Word for word, print each line of the listing below; pictures stay out.

* Begin Records shown *

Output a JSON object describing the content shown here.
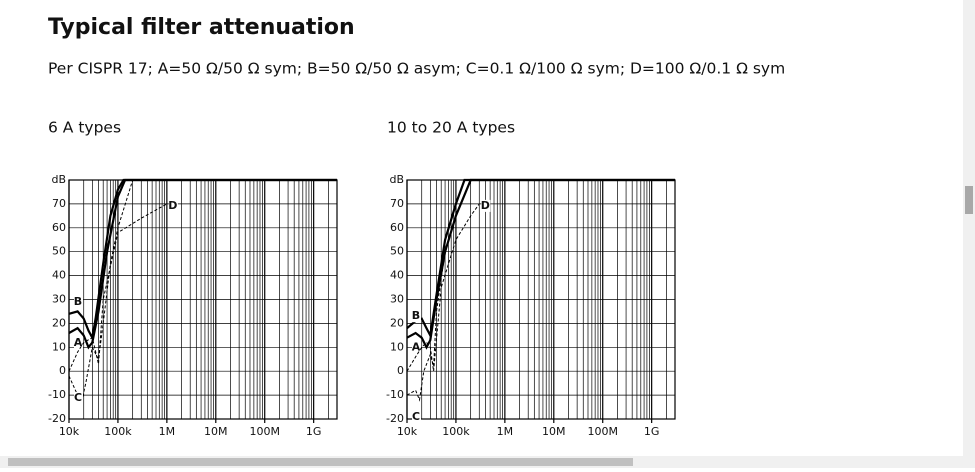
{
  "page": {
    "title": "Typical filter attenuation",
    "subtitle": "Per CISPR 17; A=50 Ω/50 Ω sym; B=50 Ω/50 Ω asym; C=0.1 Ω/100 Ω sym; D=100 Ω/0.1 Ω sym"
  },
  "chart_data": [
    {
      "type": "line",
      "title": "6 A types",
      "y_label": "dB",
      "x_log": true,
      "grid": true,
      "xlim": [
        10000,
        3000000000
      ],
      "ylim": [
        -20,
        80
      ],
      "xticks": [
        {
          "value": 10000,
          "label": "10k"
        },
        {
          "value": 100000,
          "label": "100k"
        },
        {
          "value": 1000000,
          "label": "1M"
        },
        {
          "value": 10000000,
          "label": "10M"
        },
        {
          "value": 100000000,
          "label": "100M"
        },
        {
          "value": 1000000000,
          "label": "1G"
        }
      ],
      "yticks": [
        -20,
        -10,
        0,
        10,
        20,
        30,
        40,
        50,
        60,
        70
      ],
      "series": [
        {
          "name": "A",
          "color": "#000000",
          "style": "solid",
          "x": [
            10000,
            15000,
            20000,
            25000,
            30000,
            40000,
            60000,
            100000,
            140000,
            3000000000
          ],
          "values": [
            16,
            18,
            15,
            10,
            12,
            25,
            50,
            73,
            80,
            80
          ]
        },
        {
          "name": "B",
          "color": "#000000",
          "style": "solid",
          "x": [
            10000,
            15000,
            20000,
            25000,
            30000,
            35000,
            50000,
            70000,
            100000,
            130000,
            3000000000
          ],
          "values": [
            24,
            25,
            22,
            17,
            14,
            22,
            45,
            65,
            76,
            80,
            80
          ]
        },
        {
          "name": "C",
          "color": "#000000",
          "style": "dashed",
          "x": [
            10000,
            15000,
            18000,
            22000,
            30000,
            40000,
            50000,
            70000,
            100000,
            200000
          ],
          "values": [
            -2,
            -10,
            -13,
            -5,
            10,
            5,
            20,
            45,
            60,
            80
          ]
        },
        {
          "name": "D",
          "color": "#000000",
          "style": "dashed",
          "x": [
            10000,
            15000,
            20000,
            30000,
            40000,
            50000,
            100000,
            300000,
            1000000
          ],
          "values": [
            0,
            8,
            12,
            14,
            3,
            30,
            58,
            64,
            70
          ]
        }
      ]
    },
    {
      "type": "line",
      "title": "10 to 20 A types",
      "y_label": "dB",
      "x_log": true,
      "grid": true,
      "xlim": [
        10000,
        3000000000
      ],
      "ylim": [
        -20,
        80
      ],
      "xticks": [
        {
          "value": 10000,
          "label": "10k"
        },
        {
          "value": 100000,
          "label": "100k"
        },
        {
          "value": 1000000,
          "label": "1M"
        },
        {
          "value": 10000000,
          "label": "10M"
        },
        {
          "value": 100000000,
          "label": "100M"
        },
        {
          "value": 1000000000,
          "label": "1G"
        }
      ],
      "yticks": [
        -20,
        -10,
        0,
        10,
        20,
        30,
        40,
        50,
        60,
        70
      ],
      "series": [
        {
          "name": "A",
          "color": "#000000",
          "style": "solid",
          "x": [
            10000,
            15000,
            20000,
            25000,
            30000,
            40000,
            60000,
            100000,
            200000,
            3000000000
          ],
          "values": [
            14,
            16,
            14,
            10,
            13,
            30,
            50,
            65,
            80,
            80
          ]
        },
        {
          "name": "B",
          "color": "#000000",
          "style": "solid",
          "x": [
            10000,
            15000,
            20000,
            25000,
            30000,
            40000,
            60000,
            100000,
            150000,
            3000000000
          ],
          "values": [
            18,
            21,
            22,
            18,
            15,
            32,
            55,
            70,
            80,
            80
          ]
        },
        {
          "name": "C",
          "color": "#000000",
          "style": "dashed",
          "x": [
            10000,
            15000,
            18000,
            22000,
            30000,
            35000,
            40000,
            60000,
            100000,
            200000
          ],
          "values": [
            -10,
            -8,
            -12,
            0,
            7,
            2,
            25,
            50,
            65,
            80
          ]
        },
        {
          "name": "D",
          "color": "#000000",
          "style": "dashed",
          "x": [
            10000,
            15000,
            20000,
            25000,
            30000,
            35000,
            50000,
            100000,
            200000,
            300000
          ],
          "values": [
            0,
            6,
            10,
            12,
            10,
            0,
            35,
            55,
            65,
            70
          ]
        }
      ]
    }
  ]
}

* End Records shown *

Task output:
Output a JSON object describing the content shown here.
{
  "page": {
    "title": "Typical filter attenuation",
    "subtitle": "Per CISPR 17; A=50 Ω/50 Ω sym; B=50 Ω/50 Ω asym; C=0.1 Ω/100 Ω sym; D=100 Ω/0.1 Ω sym"
  },
  "chart_data": [
    {
      "type": "line",
      "title": "6 A types",
      "y_label": "dB",
      "x_log": true,
      "grid": true,
      "xlim": [
        10000,
        3000000000
      ],
      "ylim": [
        -20,
        80
      ],
      "xticks": [
        {
          "value": 10000,
          "label": "10k"
        },
        {
          "value": 100000,
          "label": "100k"
        },
        {
          "value": 1000000,
          "label": "1M"
        },
        {
          "value": 10000000,
          "label": "10M"
        },
        {
          "value": 100000000,
          "label": "100M"
        },
        {
          "value": 1000000000,
          "label": "1G"
        }
      ],
      "yticks": [
        -20,
        -10,
        0,
        10,
        20,
        30,
        40,
        50,
        60,
        70
      ],
      "series": [
        {
          "name": "A",
          "color": "#000000",
          "style": "solid",
          "x": [
            10000,
            15000,
            20000,
            25000,
            30000,
            40000,
            60000,
            100000,
            140000,
            3000000000
          ],
          "values": [
            16,
            18,
            15,
            10,
            12,
            25,
            50,
            73,
            80,
            80
          ]
        },
        {
          "name": "B",
          "color": "#000000",
          "style": "solid",
          "x": [
            10000,
            15000,
            20000,
            25000,
            30000,
            35000,
            50000,
            70000,
            100000,
            130000,
            3000000000
          ],
          "values": [
            24,
            25,
            22,
            17,
            14,
            22,
            45,
            65,
            76,
            80,
            80
          ]
        },
        {
          "name": "C",
          "color": "#000000",
          "style": "dashed",
          "x": [
            10000,
            15000,
            18000,
            22000,
            30000,
            40000,
            50000,
            70000,
            100000,
            200000
          ],
          "values": [
            -2,
            -10,
            -13,
            -5,
            10,
            5,
            20,
            45,
            60,
            80
          ]
        },
        {
          "name": "D",
          "color": "#000000",
          "style": "dashed",
          "x": [
            10000,
            15000,
            20000,
            30000,
            40000,
            50000,
            100000,
            300000,
            1000000
          ],
          "values": [
            0,
            8,
            12,
            14,
            3,
            30,
            58,
            64,
            70
          ]
        }
      ]
    },
    {
      "type": "line",
      "title": "10 to 20 A types",
      "y_label": "dB",
      "x_log": true,
      "grid": true,
      "xlim": [
        10000,
        3000000000
      ],
      "ylim": [
        -20,
        80
      ],
      "xticks": [
        {
          "value": 10000,
          "label": "10k"
        },
        {
          "value": 100000,
          "label": "100k"
        },
        {
          "value": 1000000,
          "label": "1M"
        },
        {
          "value": 10000000,
          "label": "10M"
        },
        {
          "value": 100000000,
          "label": "100M"
        },
        {
          "value": 1000000000,
          "label": "1G"
        }
      ],
      "yticks": [
        -20,
        -10,
        0,
        10,
        20,
        30,
        40,
        50,
        60,
        70
      ],
      "series": [
        {
          "name": "A",
          "color": "#000000",
          "style": "solid",
          "x": [
            10000,
            15000,
            20000,
            25000,
            30000,
            40000,
            60000,
            100000,
            200000,
            3000000000
          ],
          "values": [
            14,
            16,
            14,
            10,
            13,
            30,
            50,
            65,
            80,
            80
          ]
        },
        {
          "name": "B",
          "color": "#000000",
          "style": "solid",
          "x": [
            10000,
            15000,
            20000,
            25000,
            30000,
            40000,
            60000,
            100000,
            150000,
            3000000000
          ],
          "values": [
            18,
            21,
            22,
            18,
            15,
            32,
            55,
            70,
            80,
            80
          ]
        },
        {
          "name": "C",
          "color": "#000000",
          "style": "dashed",
          "x": [
            10000,
            15000,
            18000,
            22000,
            30000,
            35000,
            40000,
            60000,
            100000,
            200000
          ],
          "values": [
            -10,
            -8,
            -12,
            0,
            7,
            2,
            25,
            50,
            65,
            80
          ]
        },
        {
          "name": "D",
          "color": "#000000",
          "style": "dashed",
          "x": [
            10000,
            15000,
            20000,
            25000,
            30000,
            35000,
            50000,
            100000,
            200000,
            300000
          ],
          "values": [
            0,
            6,
            10,
            12,
            10,
            0,
            35,
            55,
            65,
            70
          ]
        }
      ]
    }
  ]
}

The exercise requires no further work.